Input data —
--*--

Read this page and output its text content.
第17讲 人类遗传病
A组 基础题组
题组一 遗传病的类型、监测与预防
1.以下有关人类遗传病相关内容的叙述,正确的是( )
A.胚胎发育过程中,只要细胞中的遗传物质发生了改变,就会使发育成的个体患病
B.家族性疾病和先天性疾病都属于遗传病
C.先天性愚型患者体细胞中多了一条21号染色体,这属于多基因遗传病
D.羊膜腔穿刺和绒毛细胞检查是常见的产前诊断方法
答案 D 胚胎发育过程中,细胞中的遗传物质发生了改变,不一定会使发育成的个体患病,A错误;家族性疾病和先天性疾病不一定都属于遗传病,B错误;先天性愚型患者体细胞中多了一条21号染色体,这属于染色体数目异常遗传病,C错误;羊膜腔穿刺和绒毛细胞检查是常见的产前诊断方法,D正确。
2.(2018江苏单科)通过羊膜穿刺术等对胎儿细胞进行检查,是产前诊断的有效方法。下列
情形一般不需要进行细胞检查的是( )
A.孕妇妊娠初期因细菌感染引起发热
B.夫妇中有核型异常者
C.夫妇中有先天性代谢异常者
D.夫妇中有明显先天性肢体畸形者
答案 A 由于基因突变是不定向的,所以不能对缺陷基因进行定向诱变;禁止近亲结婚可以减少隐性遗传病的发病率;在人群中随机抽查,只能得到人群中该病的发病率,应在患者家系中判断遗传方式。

--*--

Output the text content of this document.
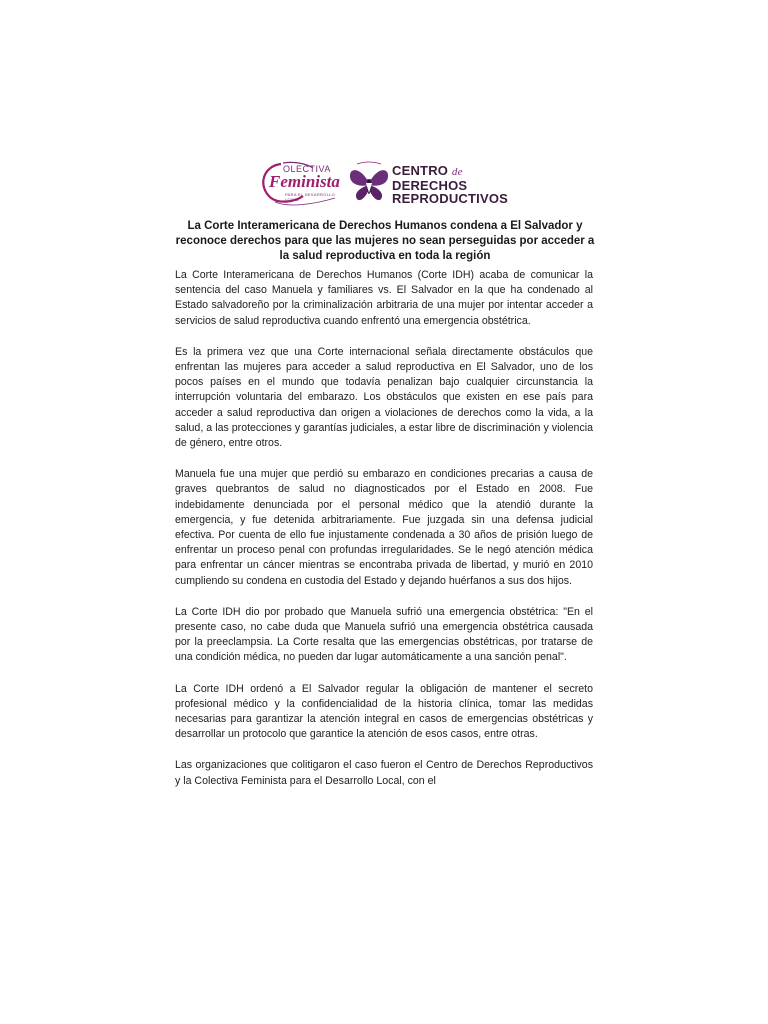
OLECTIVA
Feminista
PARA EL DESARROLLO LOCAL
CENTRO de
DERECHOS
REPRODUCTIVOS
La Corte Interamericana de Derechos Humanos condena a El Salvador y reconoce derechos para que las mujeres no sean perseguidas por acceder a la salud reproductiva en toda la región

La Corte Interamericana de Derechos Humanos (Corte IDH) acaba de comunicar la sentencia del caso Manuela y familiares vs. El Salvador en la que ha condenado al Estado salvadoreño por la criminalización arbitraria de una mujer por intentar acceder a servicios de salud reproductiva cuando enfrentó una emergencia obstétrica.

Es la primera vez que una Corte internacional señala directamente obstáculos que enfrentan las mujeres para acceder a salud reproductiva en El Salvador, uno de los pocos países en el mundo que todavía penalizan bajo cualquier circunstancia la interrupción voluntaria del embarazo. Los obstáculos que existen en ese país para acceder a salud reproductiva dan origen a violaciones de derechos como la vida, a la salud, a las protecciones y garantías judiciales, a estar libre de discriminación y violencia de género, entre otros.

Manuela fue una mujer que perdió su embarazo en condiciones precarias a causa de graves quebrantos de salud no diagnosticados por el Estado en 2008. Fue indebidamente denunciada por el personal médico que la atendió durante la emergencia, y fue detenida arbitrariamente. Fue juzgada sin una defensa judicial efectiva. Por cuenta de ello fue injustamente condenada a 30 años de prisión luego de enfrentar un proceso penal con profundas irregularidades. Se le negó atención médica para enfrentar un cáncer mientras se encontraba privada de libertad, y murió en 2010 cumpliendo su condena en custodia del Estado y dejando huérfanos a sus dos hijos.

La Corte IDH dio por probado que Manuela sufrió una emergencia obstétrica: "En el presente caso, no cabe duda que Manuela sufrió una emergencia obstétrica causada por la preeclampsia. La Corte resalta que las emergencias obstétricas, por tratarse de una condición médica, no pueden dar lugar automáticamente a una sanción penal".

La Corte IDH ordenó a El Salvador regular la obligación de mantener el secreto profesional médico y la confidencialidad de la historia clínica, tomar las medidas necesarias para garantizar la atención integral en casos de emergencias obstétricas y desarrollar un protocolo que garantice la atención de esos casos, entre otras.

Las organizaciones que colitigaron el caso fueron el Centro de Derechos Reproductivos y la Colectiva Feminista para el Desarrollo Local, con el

--*--

Short problem — Find and copy every line in the entries above where the string "salud" occurs.

The result —
La Corte Interamericana de Derechos Humanos condena a El Salvador y reconoce derechos para que las mujeres no sean perseguidas por acceder a la salud reproductiva en toda la región
La Corte Interamericana de Derechos Humanos (Corte IDH) acaba de comunicar la sentencia del caso Manuela y familiares vs. El Salvador en la que ha condenado al Estado salvadoreño por la criminalización arbitraria de una mujer por intentar acceder a servicios de salud reproductiva cuando enfrentó una emergencia obstétrica.
Es la primera vez que una Corte internacional señala directamente obstáculos que enfrentan las mujeres para acceder a salud reproductiva en El Salvador, uno de los pocos países en el mundo que todavía penalizan bajo cualquier circunstancia la interrupción voluntaria del embarazo. Los obstáculos que existen en ese país para acceder a salud reproductiva dan origen a violaciones de derechos como la vida, a la salud, a las protecciones y garantías judiciales, a estar libre de discriminación y violencia de género, entre otros.
Manuela fue una mujer que perdió su embarazo en condiciones precarias a causa de graves quebrantos de salud no diagnosticados por el Estado en 2008. Fue indebidamente denunciada por el personal médico que la atendió durante la emergencia, y fue detenida arbitrariamente. Fue juzgada sin una defensa judicial efectiva. Por cuenta de ello fue injustamente condenada a 30 años de prisión luego de enfrentar un proceso penal con profundas irregularidades. Se le negó atención médica para enfrentar un cáncer mientras se encontraba privada de libertad, y murió en 2010 cumpliendo su condena en custodia del Estado y dejando huérfanos a sus dos hijos.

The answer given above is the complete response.